**Your goal**: Return the material exactly as supplied, apart from the pictures, which are omitted.

(Records contained in a dataset)
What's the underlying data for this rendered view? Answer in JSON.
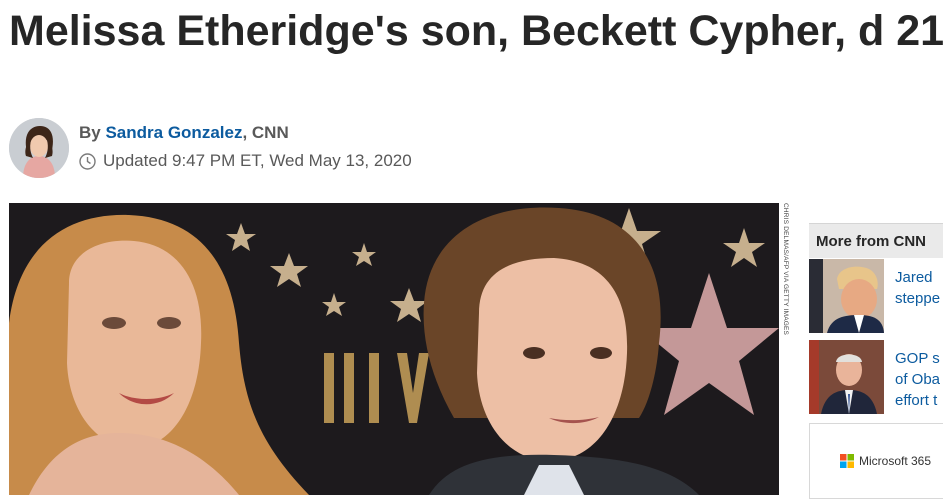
{
  "article": {
    "headline": "Melissa Etheridge's son, Beckett Cypher, d 21",
    "byline_prefix": "By",
    "author": "Sandra Gonzalez",
    "outlet": ", CNN",
    "updated": "Updated 9:47 PM ET, Wed May 13, 2020",
    "photo_credit": "CHRIS DELMAS/AFP VIA GETTY IMAGES"
  },
  "sidebar": {
    "header": "More from CNN",
    "items": [
      {
        "text_line1": "Jared",
        "text_line2": "steppe"
      },
      {
        "text_line1": "GOP s",
        "text_line2": "of Oba",
        "text_line3": "effort t"
      }
    ],
    "ad": {
      "label": "Microsoft 365"
    }
  },
  "colors": {
    "link": "#0c5b9f",
    "headline": "#262626",
    "meta": "#595959"
  }
}
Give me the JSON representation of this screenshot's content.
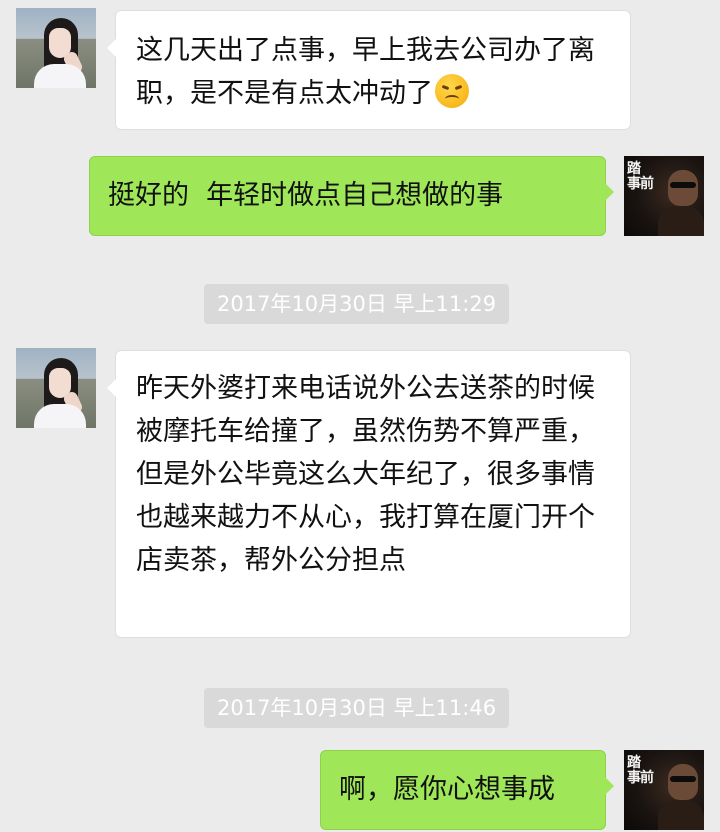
{
  "chat": {
    "messages": [
      {
        "side": "in",
        "avatar": "girl-avatar",
        "text": "这几天出了点事，早上我去公司办了离职，是不是有点太冲动了",
        "emoji": "confounded-face-emoji"
      },
      {
        "side": "out",
        "avatar": "man-avatar",
        "text": "挺好的  年轻时做点自己想做的事"
      },
      {
        "type": "timestamp",
        "text": "2017年10月30日 早上11:29"
      },
      {
        "side": "in",
        "avatar": "girl-avatar",
        "text": "昨天外婆打来电话说外公去送茶的时候被摩托车给撞了，虽然伤势不算严重，但是外公毕竟这么大年纪了，很多事情也越来越力不从心，我打算在厦门开个店卖茶，帮外公分担点"
      },
      {
        "type": "timestamp",
        "text": "2017年10月30日 早上11:46"
      },
      {
        "side": "out",
        "avatar": "man-avatar",
        "text": "啊，愿你心想事成"
      }
    ]
  },
  "avatar_man_glyph": "踏\n事前",
  "colors": {
    "background": "#ebebeb",
    "incoming_bubble": "#ffffff",
    "outgoing_bubble": "#9fe658",
    "timestamp_bg": "#d9d9d9",
    "timestamp_text": "#ffffff"
  }
}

**Written reply**:
What's the underlying data for this rendered view? Answer in JSON.
{
  "article": {
    "headline": "Melissa Etheridge's son, Beckett Cypher, d 21",
    "byline_prefix": "By",
    "author": "Sandra Gonzalez",
    "outlet": ", CNN",
    "updated": "Updated 9:47 PM ET, Wed May 13, 2020",
    "photo_credit": "CHRIS DELMAS/AFP VIA GETTY IMAGES"
  },
  "sidebar": {
    "header": "More from CNN",
    "items": [
      {
        "text_line1": "Jared",
        "text_line2": "steppe"
      },
      {
        "text_line1": "GOP s",
        "text_line2": "of Oba",
        "text_line3": "effort t"
      }
    ],
    "ad": {
      "label": "Microsoft 365"
    }
  },
  "colors": {
    "link": "#0c5b9f",
    "headline": "#262626",
    "meta": "#595959"
  }
}
Give me the JSON representation of this screenshot's content.
{
  "chat": {
    "messages": [
      {
        "side": "in",
        "avatar": "girl-avatar",
        "text": "这几天出了点事，早上我去公司办了离职，是不是有点太冲动了",
        "emoji": "confounded-face-emoji"
      },
      {
        "side": "out",
        "avatar": "man-avatar",
        "text": "挺好的  年轻时做点自己想做的事"
      },
      {
        "type": "timestamp",
        "text": "2017年10月30日 早上11:29"
      },
      {
        "side": "in",
        "avatar": "girl-avatar",
        "text": "昨天外婆打来电话说外公去送茶的时候被摩托车给撞了，虽然伤势不算严重，但是外公毕竟这么大年纪了，很多事情也越来越力不从心，我打算在厦门开个店卖茶，帮外公分担点"
      },
      {
        "type": "timestamp",
        "text": "2017年10月30日 早上11:46"
      },
      {
        "side": "out",
        "avatar": "man-avatar",
        "text": "啊，愿你心想事成"
      }
    ]
  },
  "avatar_man_glyph": "踏\n事前",
  "colors": {
    "background": "#ebebeb",
    "incoming_bubble": "#ffffff",
    "outgoing_bubble": "#9fe658",
    "timestamp_bg": "#d9d9d9",
    "timestamp_text": "#ffffff"
  }
}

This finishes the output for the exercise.